> _Your objective_
In full and without alteration, repeat the material.

> _Material provided_

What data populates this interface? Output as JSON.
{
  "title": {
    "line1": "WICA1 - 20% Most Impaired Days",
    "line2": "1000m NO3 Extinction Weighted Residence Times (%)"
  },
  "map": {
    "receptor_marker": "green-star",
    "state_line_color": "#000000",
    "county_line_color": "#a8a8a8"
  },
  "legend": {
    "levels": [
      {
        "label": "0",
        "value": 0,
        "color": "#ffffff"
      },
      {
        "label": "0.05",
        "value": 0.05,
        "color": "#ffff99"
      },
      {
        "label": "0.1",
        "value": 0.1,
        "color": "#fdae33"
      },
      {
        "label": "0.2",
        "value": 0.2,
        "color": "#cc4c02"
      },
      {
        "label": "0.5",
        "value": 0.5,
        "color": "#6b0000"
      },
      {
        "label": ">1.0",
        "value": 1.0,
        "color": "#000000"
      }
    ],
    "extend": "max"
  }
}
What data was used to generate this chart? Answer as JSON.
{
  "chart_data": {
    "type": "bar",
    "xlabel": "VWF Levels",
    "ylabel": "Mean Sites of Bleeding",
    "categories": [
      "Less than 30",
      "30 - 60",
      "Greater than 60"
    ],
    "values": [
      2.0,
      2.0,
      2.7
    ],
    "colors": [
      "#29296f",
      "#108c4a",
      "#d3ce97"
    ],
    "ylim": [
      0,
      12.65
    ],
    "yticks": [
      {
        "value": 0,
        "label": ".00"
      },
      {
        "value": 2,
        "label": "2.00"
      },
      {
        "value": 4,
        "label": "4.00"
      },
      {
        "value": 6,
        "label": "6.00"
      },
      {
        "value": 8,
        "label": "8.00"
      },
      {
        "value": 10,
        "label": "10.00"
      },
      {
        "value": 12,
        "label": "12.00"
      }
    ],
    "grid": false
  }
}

> _Written solution_
What data populates this interface? Output as JSON.
{
  "title": {
    "line1": "WICA1 - 20% Most Impaired Days",
    "line2": "1000m NO3 Extinction Weighted Residence Times (%)"
  },
  "map": {
    "receptor_marker": "green-star",
    "state_line_color": "#000000",
    "county_line_color": "#a8a8a8"
  },
  "legend": {
    "levels": [
      {
        "label": "0",
        "value": 0,
        "color": "#ffffff"
      },
      {
        "label": "0.05",
        "value": 0.05,
        "color": "#ffff99"
      },
      {
        "label": "0.1",
        "value": 0.1,
        "color": "#fdae33"
      },
      {
        "label": "0.2",
        "value": 0.2,
        "color": "#cc4c02"
      },
      {
        "label": "0.5",
        "value": 0.5,
        "color": "#6b0000"
      },
      {
        "label": ">1.0",
        "value": 1.0,
        "color": "#000000"
      }
    ],
    "extend": "max"
  }
}
What data was used to generate this chart? Answer as JSON.
{
  "chart_data": {
    "type": "bar",
    "xlabel": "VWF Levels",
    "ylabel": "Mean Sites of Bleeding",
    "categories": [
      "Less than 30",
      "30 - 60",
      "Greater than 60"
    ],
    "values": [
      2.0,
      2.0,
      2.7
    ],
    "colors": [
      "#29296f",
      "#108c4a",
      "#d3ce97"
    ],
    "ylim": [
      0,
      12.65
    ],
    "yticks": [
      {
        "value": 0,
        "label": ".00"
      },
      {
        "value": 2,
        "label": "2.00"
      },
      {
        "value": 4,
        "label": "4.00"
      },
      {
        "value": 6,
        "label": "6.00"
      },
      {
        "value": 8,
        "label": "8.00"
      },
      {
        "value": 10,
        "label": "10.00"
      },
      {
        "value": 12,
        "label": "12.00"
      }
    ],
    "grid": false
  }
}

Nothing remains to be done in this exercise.